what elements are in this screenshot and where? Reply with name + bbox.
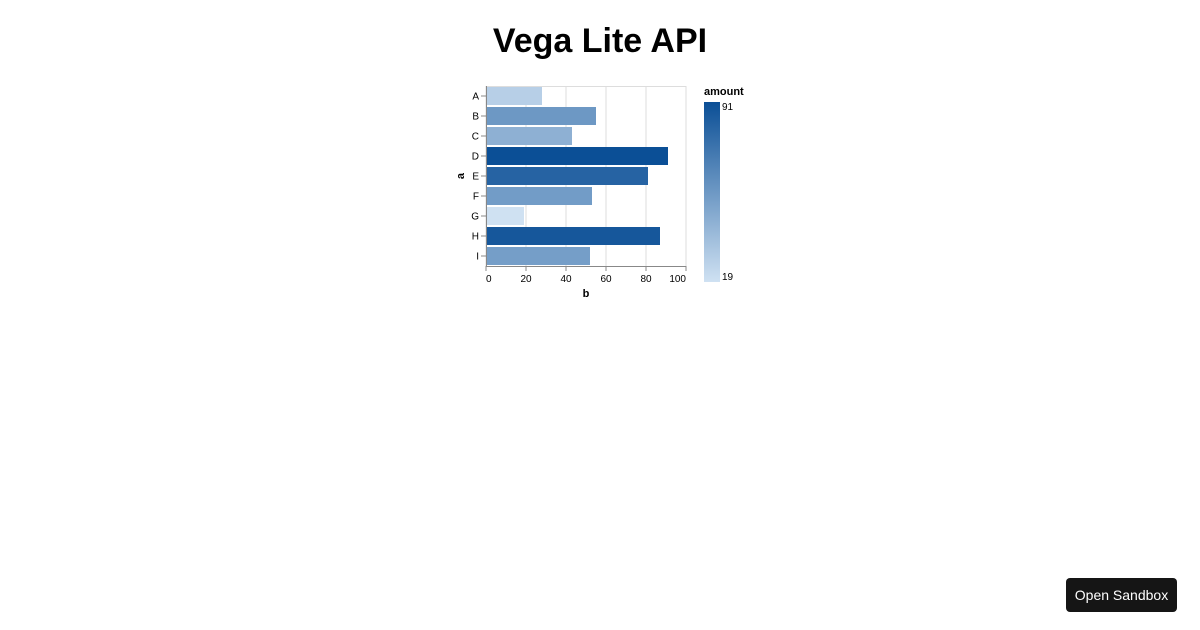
legend-min-label: 19 [722,272,734,283]
y-tick-label: D [472,152,479,163]
legend-gradient [704,102,720,282]
y-tick-label: C [472,132,479,143]
legend-max-label: 91 [722,102,734,113]
x-tick-label: 60 [600,274,612,285]
bars [486,87,668,265]
bar-e [486,167,648,185]
x-tick-label: 80 [640,274,652,285]
y-tick-label: H [472,232,479,243]
bar-i [486,247,590,265]
bar-g [486,207,524,225]
bar-a [486,87,542,105]
legend-title: amount [704,86,744,98]
bar-b [486,107,596,125]
x-axis-title: b [583,288,590,300]
y-tick-label: G [471,212,479,223]
page-title: Vega Lite API [492,22,708,60]
bar-h [486,227,660,245]
x-tick-label: 40 [560,274,572,285]
y-tick-label: E [472,172,479,183]
y-tick-label: I [476,252,479,263]
y-tick-label: F [473,192,479,203]
bar-d [486,147,668,165]
x-tick-label: 20 [520,274,532,285]
open-sandbox-button[interactable]: Open Sandbox [1066,578,1177,612]
y-axis-title: a [455,172,467,179]
y-tick-label: A [472,92,479,103]
color-legend: amount 91 19 [704,86,744,283]
bar-c [486,127,572,145]
x-tick-label: 100 [669,274,686,285]
y-tick-label: B [472,112,479,123]
bar-f [486,187,592,205]
x-tick-label: 0 [486,274,492,285]
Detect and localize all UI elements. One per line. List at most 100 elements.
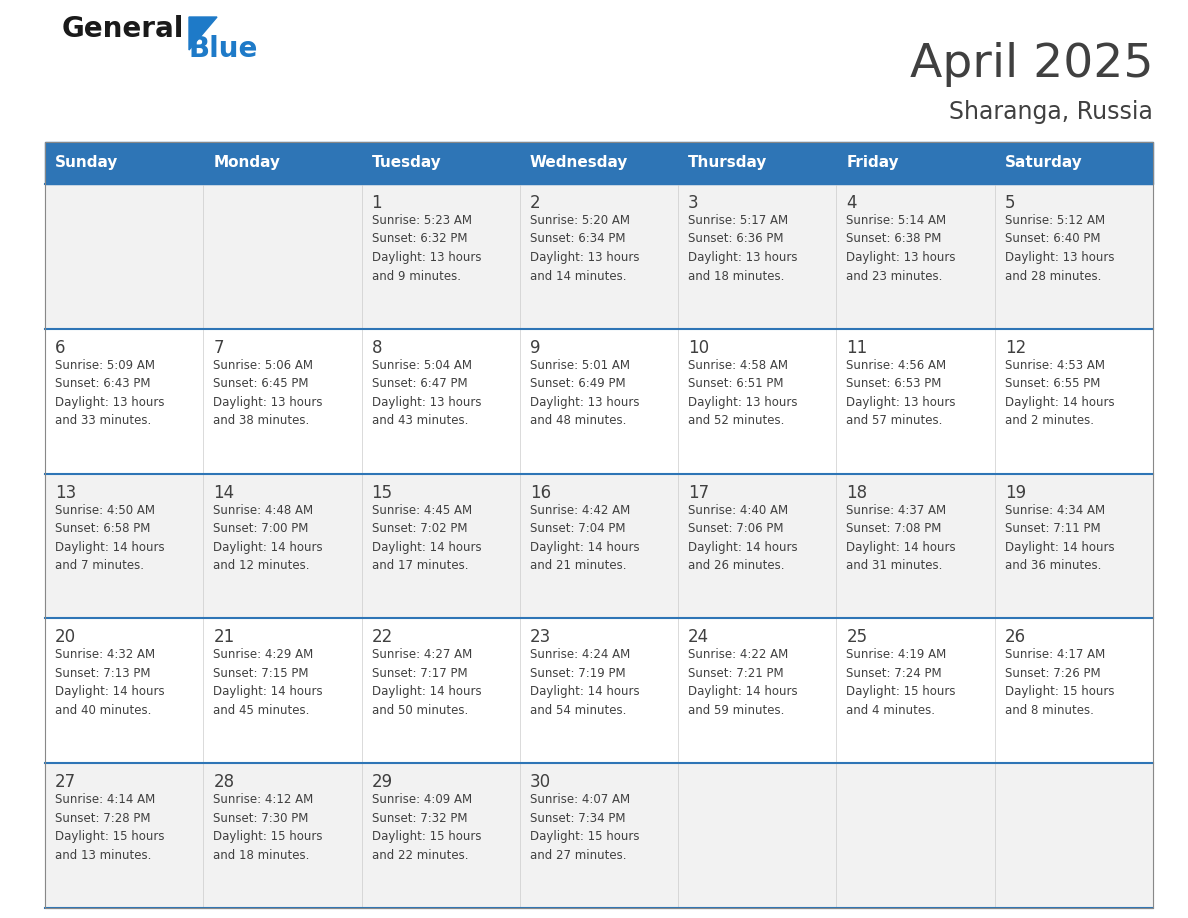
Text: Sunset: 7:21 PM: Sunset: 7:21 PM <box>688 666 784 680</box>
Text: Sunrise: 5:01 AM: Sunrise: 5:01 AM <box>530 359 630 372</box>
Text: 26: 26 <box>1005 629 1026 646</box>
Text: 1: 1 <box>372 194 383 212</box>
Text: Sunrise: 4:17 AM: Sunrise: 4:17 AM <box>1005 648 1105 661</box>
Text: Sunrise: 4:22 AM: Sunrise: 4:22 AM <box>688 648 789 661</box>
Text: Daylight: 15 hours: Daylight: 15 hours <box>55 830 164 844</box>
Text: and 59 minutes.: and 59 minutes. <box>688 704 784 717</box>
Text: Daylight: 14 hours: Daylight: 14 hours <box>372 686 481 699</box>
Text: Daylight: 13 hours: Daylight: 13 hours <box>214 396 323 409</box>
Text: Sunrise: 4:40 AM: Sunrise: 4:40 AM <box>688 504 789 517</box>
Text: Daylight: 14 hours: Daylight: 14 hours <box>55 686 165 699</box>
Text: 18: 18 <box>846 484 867 501</box>
Text: Daylight: 14 hours: Daylight: 14 hours <box>372 541 481 554</box>
Text: Sunrise: 4:53 AM: Sunrise: 4:53 AM <box>1005 359 1105 372</box>
Text: Daylight: 14 hours: Daylight: 14 hours <box>1005 396 1114 409</box>
Text: Sunrise: 4:45 AM: Sunrise: 4:45 AM <box>372 504 472 517</box>
Text: Daylight: 13 hours: Daylight: 13 hours <box>688 251 797 264</box>
Text: Daylight: 15 hours: Daylight: 15 hours <box>846 686 956 699</box>
Text: Sunrise: 5:12 AM: Sunrise: 5:12 AM <box>1005 214 1105 227</box>
Text: 19: 19 <box>1005 484 1026 501</box>
Text: and 18 minutes.: and 18 minutes. <box>214 849 310 862</box>
Text: and 48 minutes.: and 48 minutes. <box>530 414 626 427</box>
Polygon shape <box>189 17 217 50</box>
Text: 29: 29 <box>372 773 393 791</box>
Text: Daylight: 14 hours: Daylight: 14 hours <box>214 686 323 699</box>
Text: 28: 28 <box>214 773 234 791</box>
Text: 30: 30 <box>530 773 551 791</box>
Text: 8: 8 <box>372 339 383 357</box>
Text: 24: 24 <box>688 629 709 646</box>
Text: Sunset: 7:19 PM: Sunset: 7:19 PM <box>530 666 626 680</box>
Text: Sunset: 7:13 PM: Sunset: 7:13 PM <box>55 666 151 680</box>
Text: 10: 10 <box>688 339 709 357</box>
Bar <box>45 184 1154 329</box>
Text: Sunset: 6:45 PM: Sunset: 6:45 PM <box>214 377 309 390</box>
Text: Daylight: 13 hours: Daylight: 13 hours <box>530 251 639 264</box>
Text: Daylight: 15 hours: Daylight: 15 hours <box>372 830 481 844</box>
Text: Daylight: 14 hours: Daylight: 14 hours <box>1005 541 1114 554</box>
Text: Sunrise: 5:23 AM: Sunrise: 5:23 AM <box>372 214 472 227</box>
Text: and 22 minutes.: and 22 minutes. <box>372 849 468 862</box>
Text: and 9 minutes.: and 9 minutes. <box>372 270 461 283</box>
Text: 23: 23 <box>530 629 551 646</box>
Text: Sunset: 6:53 PM: Sunset: 6:53 PM <box>846 377 942 390</box>
Text: Sunrise: 5:06 AM: Sunrise: 5:06 AM <box>214 359 314 372</box>
Text: Sunrise: 5:04 AM: Sunrise: 5:04 AM <box>372 359 472 372</box>
Text: Sunrise: 5:17 AM: Sunrise: 5:17 AM <box>688 214 789 227</box>
Text: Sunrise: 5:20 AM: Sunrise: 5:20 AM <box>530 214 630 227</box>
Bar <box>45 763 1154 908</box>
Text: and 45 minutes.: and 45 minutes. <box>214 704 310 717</box>
Text: Sunrise: 4:37 AM: Sunrise: 4:37 AM <box>846 504 947 517</box>
Text: Sunrise: 4:58 AM: Sunrise: 4:58 AM <box>688 359 788 372</box>
Text: Sunset: 7:26 PM: Sunset: 7:26 PM <box>1005 666 1100 680</box>
Text: and 4 minutes.: and 4 minutes. <box>846 704 935 717</box>
Text: Wednesday: Wednesday <box>530 155 628 171</box>
Text: Sunrise: 4:32 AM: Sunrise: 4:32 AM <box>55 648 156 661</box>
Bar <box>45 329 1154 474</box>
Text: 14: 14 <box>214 484 234 501</box>
Text: Sunset: 7:08 PM: Sunset: 7:08 PM <box>846 522 942 535</box>
Text: 9: 9 <box>530 339 541 357</box>
Text: Thursday: Thursday <box>688 155 767 171</box>
Text: and 33 minutes.: and 33 minutes. <box>55 414 151 427</box>
Text: and 23 minutes.: and 23 minutes. <box>846 270 943 283</box>
Text: Friday: Friday <box>846 155 899 171</box>
Text: 27: 27 <box>55 773 76 791</box>
Text: Daylight: 15 hours: Daylight: 15 hours <box>530 830 639 844</box>
Text: Sunset: 6:55 PM: Sunset: 6:55 PM <box>1005 377 1100 390</box>
Text: 5: 5 <box>1005 194 1016 212</box>
Text: Sunrise: 4:12 AM: Sunrise: 4:12 AM <box>214 793 314 806</box>
Text: Daylight: 13 hours: Daylight: 13 hours <box>846 396 956 409</box>
Text: Sunset: 7:00 PM: Sunset: 7:00 PM <box>214 522 309 535</box>
Text: April 2025: April 2025 <box>910 42 1154 87</box>
Text: 13: 13 <box>55 484 76 501</box>
Text: Daylight: 13 hours: Daylight: 13 hours <box>55 396 164 409</box>
Text: Sunrise: 4:34 AM: Sunrise: 4:34 AM <box>1005 504 1105 517</box>
Text: Sunset: 6:51 PM: Sunset: 6:51 PM <box>688 377 784 390</box>
Text: Sunset: 7:30 PM: Sunset: 7:30 PM <box>214 812 309 824</box>
Text: and 8 minutes.: and 8 minutes. <box>1005 704 1094 717</box>
Text: and 2 minutes.: and 2 minutes. <box>1005 414 1094 427</box>
Text: and 17 minutes.: and 17 minutes. <box>372 559 468 572</box>
Bar <box>45 474 1154 619</box>
Text: 15: 15 <box>372 484 393 501</box>
Text: Sunset: 7:15 PM: Sunset: 7:15 PM <box>214 666 309 680</box>
Text: Sunrise: 5:14 AM: Sunrise: 5:14 AM <box>846 214 947 227</box>
Text: Sunrise: 4:19 AM: Sunrise: 4:19 AM <box>846 648 947 661</box>
Text: Saturday: Saturday <box>1005 155 1082 171</box>
Text: Sunset: 6:32 PM: Sunset: 6:32 PM <box>372 232 467 245</box>
Text: Sunrise: 4:48 AM: Sunrise: 4:48 AM <box>214 504 314 517</box>
Text: and 36 minutes.: and 36 minutes. <box>1005 559 1101 572</box>
Text: and 52 minutes.: and 52 minutes. <box>688 414 784 427</box>
Text: and 12 minutes.: and 12 minutes. <box>214 559 310 572</box>
Text: Sunset: 7:28 PM: Sunset: 7:28 PM <box>55 812 151 824</box>
Text: Sunset: 7:17 PM: Sunset: 7:17 PM <box>372 666 467 680</box>
Text: Sunset: 6:38 PM: Sunset: 6:38 PM <box>846 232 942 245</box>
Text: Sharanga, Russia: Sharanga, Russia <box>949 100 1154 124</box>
Text: and 40 minutes.: and 40 minutes. <box>55 704 151 717</box>
Text: Sunset: 7:06 PM: Sunset: 7:06 PM <box>688 522 784 535</box>
Text: Sunset: 6:49 PM: Sunset: 6:49 PM <box>530 377 626 390</box>
Text: 17: 17 <box>688 484 709 501</box>
Text: 2: 2 <box>530 194 541 212</box>
Text: Daylight: 15 hours: Daylight: 15 hours <box>214 830 323 844</box>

---------------

— PROBLEM STATEMENT —
Convert the rows into a numbered list, beginning at the first row and stopping after the row that contains "Detect and localize". Skip any blank lines and leave out the pictures.

— RESPONSE TO THE EXERCISE —
1. what elements are in this screenshot and where? Reply with name + bbox.
2. legend-min-label: 19 [722,272,734,283]
3. y-tick-label: D [472,152,479,163]
4. legend-gradient [704,102,720,282]
5. y-tick-label: C [472,132,479,143]
6. legend-max-label: 91 [722,102,734,113]
7. x-tick-label: 60 [600,274,612,285]
8. bars [486,87,668,265]
9. bar-e [486,167,648,185]
10. x-tick-label: 80 [640,274,652,285]
11. y-tick-label: H [472,232,479,243]
12. bar-i [486,247,590,265]
13. bar-g [486,207,524,225]
14. bar-a [486,87,542,105]
15. legend-title: amount [704,86,744,98]
16. bar-b [486,107,596,125]
17. x-axis-title: b [583,288,590,300]
18. y-tick-label: G [471,212,479,223]
19. page-title: Vega Lite API [492,22,708,60]
20. bar-h [486,227,660,245]
21. x-tick-label: 40 [560,274,572,285]
22. y-tick-label: E [472,172,479,183]
23. y-tick-label: I [476,252,479,263]
24. y-tick-label: F [473,192,479,203]
25. bar-d [486,147,668,165]
26. x-tick-label: 20 [520,274,532,285]
27. open-sandbox-button[interactable]: Open Sandbox [1066,578,1177,612]
28. y-axis-title: a [455,172,467,179]
29. y-tick-label: A [472,92,479,103]
30. color-legend: amount 91 19 [704,86,744,283]
31. bar-c [486,127,572,145]
32. x-tick-label: 100 [669,274,686,285]
33. y-tick-label: B [472,112,479,123]
34. bar-f [486,187,592,205]
35. x-tick-label: 0 [486,274,492,285]
36. Detect and localize all UI elements. One per line. List at most 100 elements.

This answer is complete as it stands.